▶ **Stored data**:
◇ ◇ ◇ ◇

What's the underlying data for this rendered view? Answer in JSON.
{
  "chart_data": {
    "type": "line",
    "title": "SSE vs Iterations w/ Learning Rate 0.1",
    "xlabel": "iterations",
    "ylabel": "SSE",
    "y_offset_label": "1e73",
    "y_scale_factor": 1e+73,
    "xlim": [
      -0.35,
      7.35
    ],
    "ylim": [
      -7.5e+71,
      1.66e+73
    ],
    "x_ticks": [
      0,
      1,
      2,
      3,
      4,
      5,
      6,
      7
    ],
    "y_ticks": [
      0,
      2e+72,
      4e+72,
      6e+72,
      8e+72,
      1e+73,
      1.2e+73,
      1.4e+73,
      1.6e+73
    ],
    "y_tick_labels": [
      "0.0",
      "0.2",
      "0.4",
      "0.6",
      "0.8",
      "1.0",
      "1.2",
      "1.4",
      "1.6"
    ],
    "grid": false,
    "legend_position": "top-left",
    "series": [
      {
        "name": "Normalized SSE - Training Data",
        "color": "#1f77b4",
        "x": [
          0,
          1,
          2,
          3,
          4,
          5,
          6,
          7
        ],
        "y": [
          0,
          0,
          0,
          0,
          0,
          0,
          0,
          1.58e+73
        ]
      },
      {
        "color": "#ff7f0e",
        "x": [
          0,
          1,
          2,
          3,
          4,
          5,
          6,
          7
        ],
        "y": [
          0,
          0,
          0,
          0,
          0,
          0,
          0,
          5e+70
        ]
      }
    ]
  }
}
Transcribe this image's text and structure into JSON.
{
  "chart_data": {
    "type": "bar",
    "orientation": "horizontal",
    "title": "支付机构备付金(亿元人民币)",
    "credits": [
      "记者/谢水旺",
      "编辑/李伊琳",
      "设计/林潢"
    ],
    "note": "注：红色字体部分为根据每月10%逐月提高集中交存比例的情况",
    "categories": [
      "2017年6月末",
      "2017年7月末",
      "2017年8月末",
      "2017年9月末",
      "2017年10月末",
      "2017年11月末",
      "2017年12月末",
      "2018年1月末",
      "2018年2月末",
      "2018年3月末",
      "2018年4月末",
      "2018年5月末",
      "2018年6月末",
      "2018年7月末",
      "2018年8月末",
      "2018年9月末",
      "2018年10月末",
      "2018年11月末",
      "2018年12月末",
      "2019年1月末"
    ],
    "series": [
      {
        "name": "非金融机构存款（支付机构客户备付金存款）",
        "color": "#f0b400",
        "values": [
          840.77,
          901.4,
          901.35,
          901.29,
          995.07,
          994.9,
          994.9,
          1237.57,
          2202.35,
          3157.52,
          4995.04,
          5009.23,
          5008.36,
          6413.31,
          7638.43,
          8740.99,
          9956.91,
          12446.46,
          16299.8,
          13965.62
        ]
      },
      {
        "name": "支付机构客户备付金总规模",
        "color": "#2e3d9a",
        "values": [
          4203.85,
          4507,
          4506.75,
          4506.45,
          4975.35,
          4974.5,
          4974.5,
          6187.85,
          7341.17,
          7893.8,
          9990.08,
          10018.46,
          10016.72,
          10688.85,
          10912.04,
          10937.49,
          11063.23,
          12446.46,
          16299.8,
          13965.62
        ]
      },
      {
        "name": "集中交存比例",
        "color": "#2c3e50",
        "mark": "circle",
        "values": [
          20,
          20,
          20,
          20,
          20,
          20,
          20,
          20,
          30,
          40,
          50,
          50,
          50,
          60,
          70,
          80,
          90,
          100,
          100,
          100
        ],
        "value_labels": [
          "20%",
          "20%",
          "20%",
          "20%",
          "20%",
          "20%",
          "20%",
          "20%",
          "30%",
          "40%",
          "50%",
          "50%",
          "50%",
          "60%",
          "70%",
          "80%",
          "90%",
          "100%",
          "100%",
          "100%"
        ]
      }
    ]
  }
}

◇ ◇ ◇ ◇

▶ **Written task**: Repeat the data precisely, reproducing every entry.

▶ **Solution for this exercise**:
What's the underlying data for this rendered view? Answer in JSON.
{
  "chart_data": {
    "type": "line",
    "title": "SSE vs Iterations w/ Learning Rate 0.1",
    "xlabel": "iterations",
    "ylabel": "SSE",
    "y_offset_label": "1e73",
    "y_scale_factor": 1e+73,
    "xlim": [
      -0.35,
      7.35
    ],
    "ylim": [
      -7.5e+71,
      1.66e+73
    ],
    "x_ticks": [
      0,
      1,
      2,
      3,
      4,
      5,
      6,
      7
    ],
    "y_ticks": [
      0,
      2e+72,
      4e+72,
      6e+72,
      8e+72,
      1e+73,
      1.2e+73,
      1.4e+73,
      1.6e+73
    ],
    "y_tick_labels": [
      "0.0",
      "0.2",
      "0.4",
      "0.6",
      "0.8",
      "1.0",
      "1.2",
      "1.4",
      "1.6"
    ],
    "grid": false,
    "legend_position": "top-left",
    "series": [
      {
        "name": "Normalized SSE - Training Data",
        "color": "#1f77b4",
        "x": [
          0,
          1,
          2,
          3,
          4,
          5,
          6,
          7
        ],
        "y": [
          0,
          0,
          0,
          0,
          0,
          0,
          0,
          1.58e+73
        ]
      },
      {
        "color": "#ff7f0e",
        "x": [
          0,
          1,
          2,
          3,
          4,
          5,
          6,
          7
        ],
        "y": [
          0,
          0,
          0,
          0,
          0,
          0,
          0,
          5e+70
        ]
      }
    ]
  }
}
Transcribe this image's text and structure into JSON.
{
  "chart_data": {
    "type": "bar",
    "orientation": "horizontal",
    "title": "支付机构备付金(亿元人民币)",
    "credits": [
      "记者/谢水旺",
      "编辑/李伊琳",
      "设计/林潢"
    ],
    "note": "注：红色字体部分为根据每月10%逐月提高集中交存比例的情况",
    "categories": [
      "2017年6月末",
      "2017年7月末",
      "2017年8月末",
      "2017年9月末",
      "2017年10月末",
      "2017年11月末",
      "2017年12月末",
      "2018年1月末",
      "2018年2月末",
      "2018年3月末",
      "2018年4月末",
      "2018年5月末",
      "2018年6月末",
      "2018年7月末",
      "2018年8月末",
      "2018年9月末",
      "2018年10月末",
      "2018年11月末",
      "2018年12月末",
      "2019年1月末"
    ],
    "series": [
      {
        "name": "非金融机构存款（支付机构客户备付金存款）",
        "color": "#f0b400",
        "values": [
          840.77,
          901.4,
          901.35,
          901.29,
          995.07,
          994.9,
          994.9,
          1237.57,
          2202.35,
          3157.52,
          4995.04,
          5009.23,
          5008.36,
          6413.31,
          7638.43,
          8740.99,
          9956.91,
          12446.46,
          16299.8,
          13965.62
        ]
      },
      {
        "name": "支付机构客户备付金总规模",
        "color": "#2e3d9a",
        "values": [
          4203.85,
          4507,
          4506.75,
          4506.45,
          4975.35,
          4974.5,
          4974.5,
          6187.85,
          7341.17,
          7893.8,
          9990.08,
          10018.46,
          10016.72,
          10688.85,
          10912.04,
          10937.49,
          11063.23,
          12446.46,
          16299.8,
          13965.62
        ]
      },
      {
        "name": "集中交存比例",
        "color": "#2c3e50",
        "mark": "circle",
        "values": [
          20,
          20,
          20,
          20,
          20,
          20,
          20,
          20,
          30,
          40,
          50,
          50,
          50,
          60,
          70,
          80,
          90,
          100,
          100,
          100
        ],
        "value_labels": [
          "20%",
          "20%",
          "20%",
          "20%",
          "20%",
          "20%",
          "20%",
          "20%",
          "30%",
          "40%",
          "50%",
          "50%",
          "50%",
          "60%",
          "70%",
          "80%",
          "90%",
          "100%",
          "100%",
          "100%"
        ]
      }
    ]
  }
}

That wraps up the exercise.